** Start Extracted material **

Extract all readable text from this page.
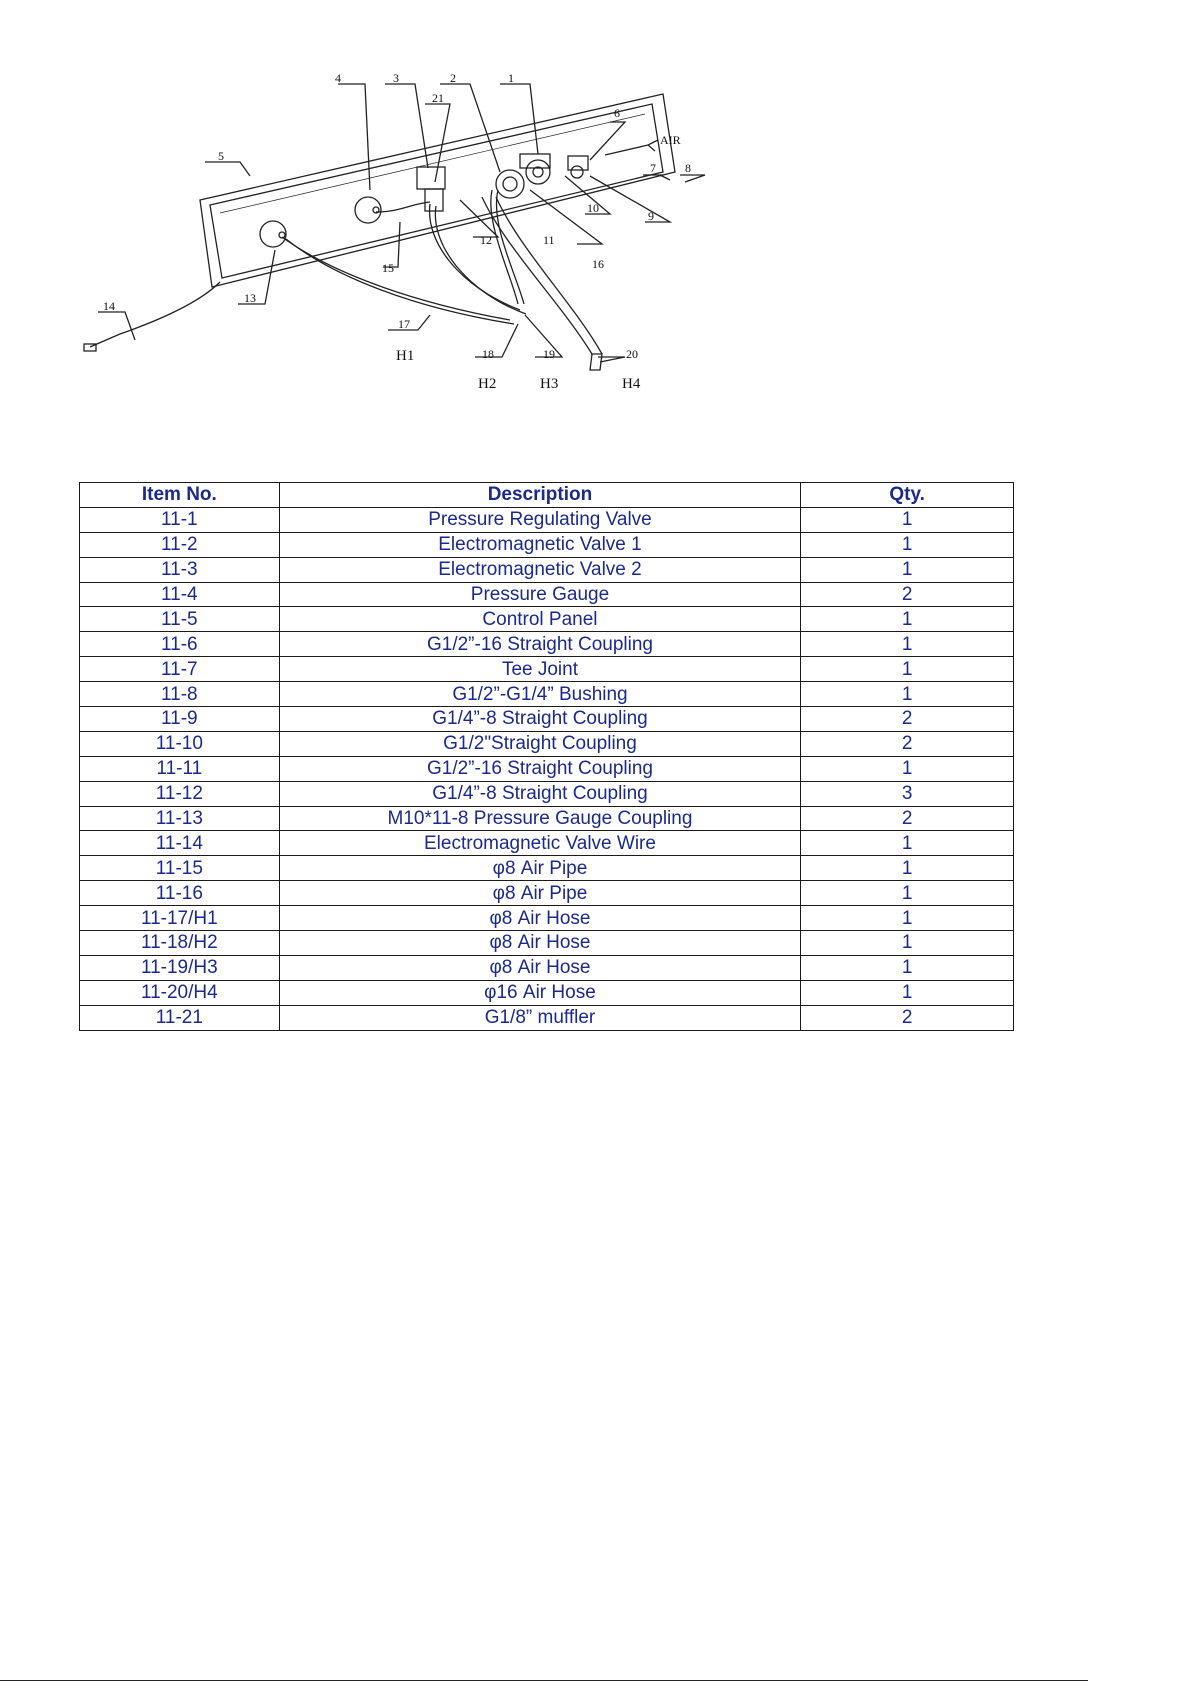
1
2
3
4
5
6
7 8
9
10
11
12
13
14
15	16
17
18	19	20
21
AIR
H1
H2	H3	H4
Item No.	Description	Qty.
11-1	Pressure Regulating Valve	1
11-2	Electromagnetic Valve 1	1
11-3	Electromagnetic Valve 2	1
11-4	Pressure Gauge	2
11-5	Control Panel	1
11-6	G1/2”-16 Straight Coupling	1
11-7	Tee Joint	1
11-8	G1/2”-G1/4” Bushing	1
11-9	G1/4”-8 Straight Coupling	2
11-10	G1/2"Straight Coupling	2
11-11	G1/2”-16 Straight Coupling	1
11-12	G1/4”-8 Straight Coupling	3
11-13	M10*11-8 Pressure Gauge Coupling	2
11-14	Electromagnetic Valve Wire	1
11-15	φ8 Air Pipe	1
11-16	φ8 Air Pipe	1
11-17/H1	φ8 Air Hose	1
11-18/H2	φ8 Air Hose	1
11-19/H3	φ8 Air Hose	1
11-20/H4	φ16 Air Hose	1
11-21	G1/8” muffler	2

** End Extracted material **

**Problem description**
All the lines above are to be given again exactly as they read, with the pictures removed.

**Answer to the exercise**
Extract all readable text from this page.
1
2
3
4
5
6
7 8
9
10
11
12
13
14
15	16
17
18	19	20
21
AIR
H1
H2	H3	H4
Item No.	Description	Qty.
11-1	Pressure Regulating Valve	1
11-2	Electromagnetic Valve 1	1
11-3	Electromagnetic Valve 2	1
11-4	Pressure Gauge	2
11-5	Control Panel	1
11-6	G1/2”-16 Straight Coupling	1
11-7	Tee Joint	1
11-8	G1/2”-G1/4” Bushing	1
11-9	G1/4”-8 Straight Coupling	2
11-10	G1/2"Straight Coupling	2
11-11	G1/2”-16 Straight Coupling	1
11-12	G1/4”-8 Straight Coupling	3
11-13	M10*11-8 Pressure Gauge Coupling	2
11-14	Electromagnetic Valve Wire	1
11-15	φ8 Air Pipe	1
11-16	φ8 Air Pipe	1
11-17/H1	φ8 Air Hose	1
11-18/H2	φ8 Air Hose	1
11-19/H3	φ8 Air Hose	1
11-20/H4	φ16 Air Hose	1
11-21	G1/8” muffler	2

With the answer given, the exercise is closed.